> YOUR OBJECTIVE: Gather the lines that hold the string "name".

> RECORDED INFORMATION:

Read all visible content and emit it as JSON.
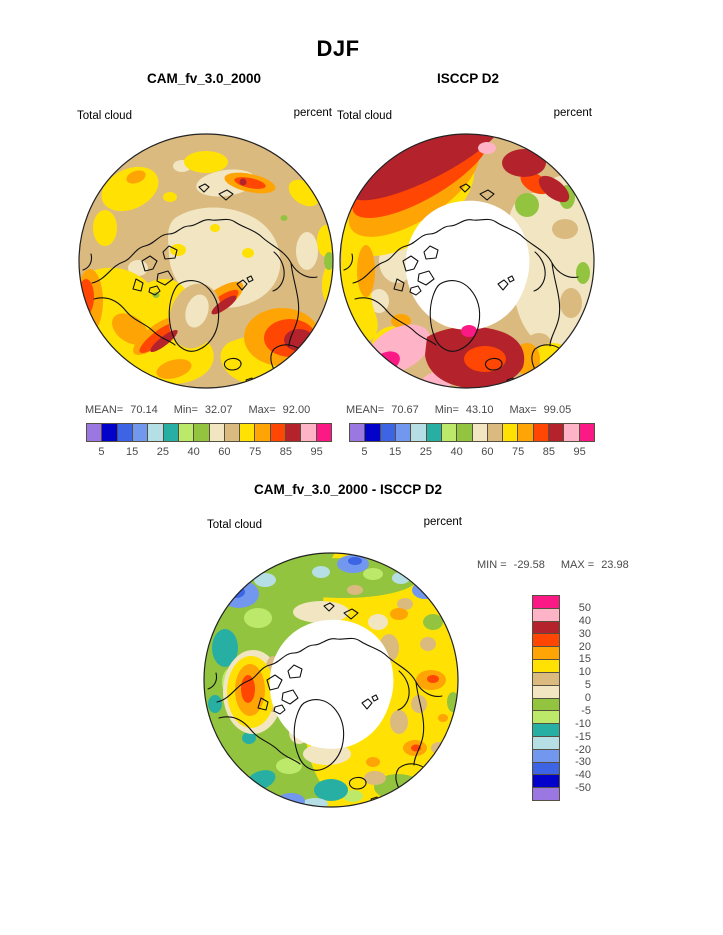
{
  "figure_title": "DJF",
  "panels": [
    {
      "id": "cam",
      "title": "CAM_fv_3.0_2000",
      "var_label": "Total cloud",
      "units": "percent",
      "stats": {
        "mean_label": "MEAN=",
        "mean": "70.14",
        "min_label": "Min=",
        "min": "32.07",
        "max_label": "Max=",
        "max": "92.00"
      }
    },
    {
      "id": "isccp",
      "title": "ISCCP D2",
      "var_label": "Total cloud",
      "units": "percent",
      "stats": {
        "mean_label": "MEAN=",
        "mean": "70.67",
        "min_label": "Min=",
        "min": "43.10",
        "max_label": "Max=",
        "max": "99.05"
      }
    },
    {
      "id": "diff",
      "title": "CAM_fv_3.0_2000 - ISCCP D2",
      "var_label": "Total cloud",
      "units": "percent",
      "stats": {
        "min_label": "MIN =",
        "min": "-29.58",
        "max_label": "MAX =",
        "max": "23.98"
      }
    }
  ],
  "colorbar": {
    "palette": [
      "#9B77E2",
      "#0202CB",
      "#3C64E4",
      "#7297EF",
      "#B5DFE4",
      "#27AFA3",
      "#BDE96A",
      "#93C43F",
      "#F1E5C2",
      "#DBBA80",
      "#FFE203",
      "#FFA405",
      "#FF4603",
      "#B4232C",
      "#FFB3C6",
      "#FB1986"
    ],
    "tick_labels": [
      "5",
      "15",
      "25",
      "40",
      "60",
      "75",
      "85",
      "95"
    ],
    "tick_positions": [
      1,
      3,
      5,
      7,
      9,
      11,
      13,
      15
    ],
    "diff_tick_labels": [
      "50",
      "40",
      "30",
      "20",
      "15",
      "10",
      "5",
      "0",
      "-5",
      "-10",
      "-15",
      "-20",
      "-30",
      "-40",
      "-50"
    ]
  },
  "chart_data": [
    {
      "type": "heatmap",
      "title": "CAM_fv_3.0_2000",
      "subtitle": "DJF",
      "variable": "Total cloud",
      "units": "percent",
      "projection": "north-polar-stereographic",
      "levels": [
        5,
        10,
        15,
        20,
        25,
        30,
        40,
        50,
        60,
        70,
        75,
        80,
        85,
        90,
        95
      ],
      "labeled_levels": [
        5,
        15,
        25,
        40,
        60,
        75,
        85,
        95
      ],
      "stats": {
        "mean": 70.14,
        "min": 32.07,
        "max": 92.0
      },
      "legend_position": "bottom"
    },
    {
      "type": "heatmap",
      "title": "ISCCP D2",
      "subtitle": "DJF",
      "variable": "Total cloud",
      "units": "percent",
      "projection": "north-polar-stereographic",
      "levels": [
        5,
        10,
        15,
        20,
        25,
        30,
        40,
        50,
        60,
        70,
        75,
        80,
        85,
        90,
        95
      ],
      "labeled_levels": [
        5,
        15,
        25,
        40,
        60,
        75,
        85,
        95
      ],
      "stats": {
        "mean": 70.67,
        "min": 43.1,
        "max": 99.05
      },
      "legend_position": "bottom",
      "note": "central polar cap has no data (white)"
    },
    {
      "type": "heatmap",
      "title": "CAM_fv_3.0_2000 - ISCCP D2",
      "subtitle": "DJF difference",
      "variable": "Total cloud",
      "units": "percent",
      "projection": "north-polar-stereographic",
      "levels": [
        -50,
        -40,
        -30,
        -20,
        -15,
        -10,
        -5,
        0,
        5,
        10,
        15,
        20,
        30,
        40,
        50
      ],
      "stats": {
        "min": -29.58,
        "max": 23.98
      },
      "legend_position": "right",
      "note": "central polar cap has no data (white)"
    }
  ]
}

...

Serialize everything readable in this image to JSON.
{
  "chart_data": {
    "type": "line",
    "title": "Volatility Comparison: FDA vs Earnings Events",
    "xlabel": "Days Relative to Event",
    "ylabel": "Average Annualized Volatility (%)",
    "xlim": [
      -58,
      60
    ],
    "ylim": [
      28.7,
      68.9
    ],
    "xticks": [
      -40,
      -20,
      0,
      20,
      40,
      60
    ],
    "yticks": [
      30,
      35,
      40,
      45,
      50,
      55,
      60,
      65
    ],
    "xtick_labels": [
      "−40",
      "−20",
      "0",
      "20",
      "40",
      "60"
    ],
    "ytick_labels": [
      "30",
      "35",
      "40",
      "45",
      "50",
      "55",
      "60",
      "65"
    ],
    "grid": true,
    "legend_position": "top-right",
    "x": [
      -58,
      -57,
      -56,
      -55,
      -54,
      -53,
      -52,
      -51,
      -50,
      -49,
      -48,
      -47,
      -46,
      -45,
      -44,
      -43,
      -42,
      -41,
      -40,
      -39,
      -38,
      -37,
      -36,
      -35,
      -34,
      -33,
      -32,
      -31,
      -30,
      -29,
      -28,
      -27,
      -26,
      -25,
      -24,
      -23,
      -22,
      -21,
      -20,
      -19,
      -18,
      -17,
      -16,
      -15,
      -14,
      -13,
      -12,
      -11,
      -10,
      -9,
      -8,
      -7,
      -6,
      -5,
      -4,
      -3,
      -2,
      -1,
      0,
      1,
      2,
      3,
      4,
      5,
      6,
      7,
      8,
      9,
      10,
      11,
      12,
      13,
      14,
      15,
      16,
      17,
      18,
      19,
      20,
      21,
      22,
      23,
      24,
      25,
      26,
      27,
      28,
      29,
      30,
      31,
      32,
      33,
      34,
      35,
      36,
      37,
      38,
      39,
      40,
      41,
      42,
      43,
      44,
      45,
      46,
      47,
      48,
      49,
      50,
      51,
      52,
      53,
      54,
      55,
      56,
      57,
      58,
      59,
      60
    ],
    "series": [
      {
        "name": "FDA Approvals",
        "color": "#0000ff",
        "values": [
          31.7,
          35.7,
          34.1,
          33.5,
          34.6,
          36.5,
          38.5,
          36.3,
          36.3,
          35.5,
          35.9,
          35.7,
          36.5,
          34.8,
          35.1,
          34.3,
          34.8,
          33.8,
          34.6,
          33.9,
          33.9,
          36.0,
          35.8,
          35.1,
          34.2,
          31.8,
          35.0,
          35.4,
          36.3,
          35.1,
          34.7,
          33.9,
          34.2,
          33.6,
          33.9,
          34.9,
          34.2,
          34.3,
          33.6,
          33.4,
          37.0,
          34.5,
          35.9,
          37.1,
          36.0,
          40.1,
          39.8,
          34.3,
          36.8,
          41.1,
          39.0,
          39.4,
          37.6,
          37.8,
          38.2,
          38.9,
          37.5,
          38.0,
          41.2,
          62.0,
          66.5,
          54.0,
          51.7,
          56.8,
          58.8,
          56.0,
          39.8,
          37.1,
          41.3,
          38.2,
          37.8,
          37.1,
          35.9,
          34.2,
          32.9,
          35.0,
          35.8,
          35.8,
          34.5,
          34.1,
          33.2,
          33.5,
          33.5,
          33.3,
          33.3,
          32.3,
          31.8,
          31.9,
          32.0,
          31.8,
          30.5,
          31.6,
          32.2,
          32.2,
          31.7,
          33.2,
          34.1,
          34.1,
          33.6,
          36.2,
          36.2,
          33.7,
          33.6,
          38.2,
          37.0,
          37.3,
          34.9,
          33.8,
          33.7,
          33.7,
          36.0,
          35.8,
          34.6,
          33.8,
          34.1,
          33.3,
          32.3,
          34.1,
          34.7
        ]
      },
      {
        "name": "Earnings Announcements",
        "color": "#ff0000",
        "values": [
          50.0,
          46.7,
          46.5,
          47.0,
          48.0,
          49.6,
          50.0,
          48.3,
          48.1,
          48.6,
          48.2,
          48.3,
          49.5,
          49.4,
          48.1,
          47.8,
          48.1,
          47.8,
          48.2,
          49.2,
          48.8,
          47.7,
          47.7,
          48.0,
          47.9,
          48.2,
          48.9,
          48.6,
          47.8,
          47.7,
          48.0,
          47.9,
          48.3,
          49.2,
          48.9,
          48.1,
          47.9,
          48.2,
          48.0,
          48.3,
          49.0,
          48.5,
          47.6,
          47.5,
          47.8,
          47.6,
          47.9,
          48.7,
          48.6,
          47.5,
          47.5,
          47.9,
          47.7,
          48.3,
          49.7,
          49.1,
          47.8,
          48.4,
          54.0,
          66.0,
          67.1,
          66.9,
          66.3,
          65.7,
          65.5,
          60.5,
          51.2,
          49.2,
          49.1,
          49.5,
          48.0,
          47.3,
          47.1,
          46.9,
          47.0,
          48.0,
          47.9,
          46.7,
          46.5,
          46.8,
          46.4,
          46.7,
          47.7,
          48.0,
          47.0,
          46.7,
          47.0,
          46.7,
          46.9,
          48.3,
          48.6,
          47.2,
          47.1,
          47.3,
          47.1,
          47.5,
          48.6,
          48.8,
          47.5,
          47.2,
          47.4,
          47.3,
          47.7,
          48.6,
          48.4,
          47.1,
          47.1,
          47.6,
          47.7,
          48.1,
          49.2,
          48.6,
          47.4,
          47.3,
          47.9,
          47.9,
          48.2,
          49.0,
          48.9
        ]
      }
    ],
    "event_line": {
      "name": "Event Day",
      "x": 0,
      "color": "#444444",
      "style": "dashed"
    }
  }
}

==

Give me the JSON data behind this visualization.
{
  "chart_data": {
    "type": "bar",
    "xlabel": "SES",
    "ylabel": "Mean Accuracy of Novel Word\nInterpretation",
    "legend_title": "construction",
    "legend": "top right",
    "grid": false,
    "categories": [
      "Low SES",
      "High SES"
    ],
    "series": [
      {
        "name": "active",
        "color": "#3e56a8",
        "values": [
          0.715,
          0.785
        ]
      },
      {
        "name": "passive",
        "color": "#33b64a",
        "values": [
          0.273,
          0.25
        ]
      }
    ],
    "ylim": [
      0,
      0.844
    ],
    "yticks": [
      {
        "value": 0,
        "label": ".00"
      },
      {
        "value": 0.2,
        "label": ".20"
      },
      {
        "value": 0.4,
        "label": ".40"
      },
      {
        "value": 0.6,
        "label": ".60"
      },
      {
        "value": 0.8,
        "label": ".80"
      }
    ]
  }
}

> RESULT OF THIS TASK:
        "name": "FDA Approvals",
        "name": "Earnings Announcements",
      "name": "Event Day",
        "name": "active",
        "name": "passive",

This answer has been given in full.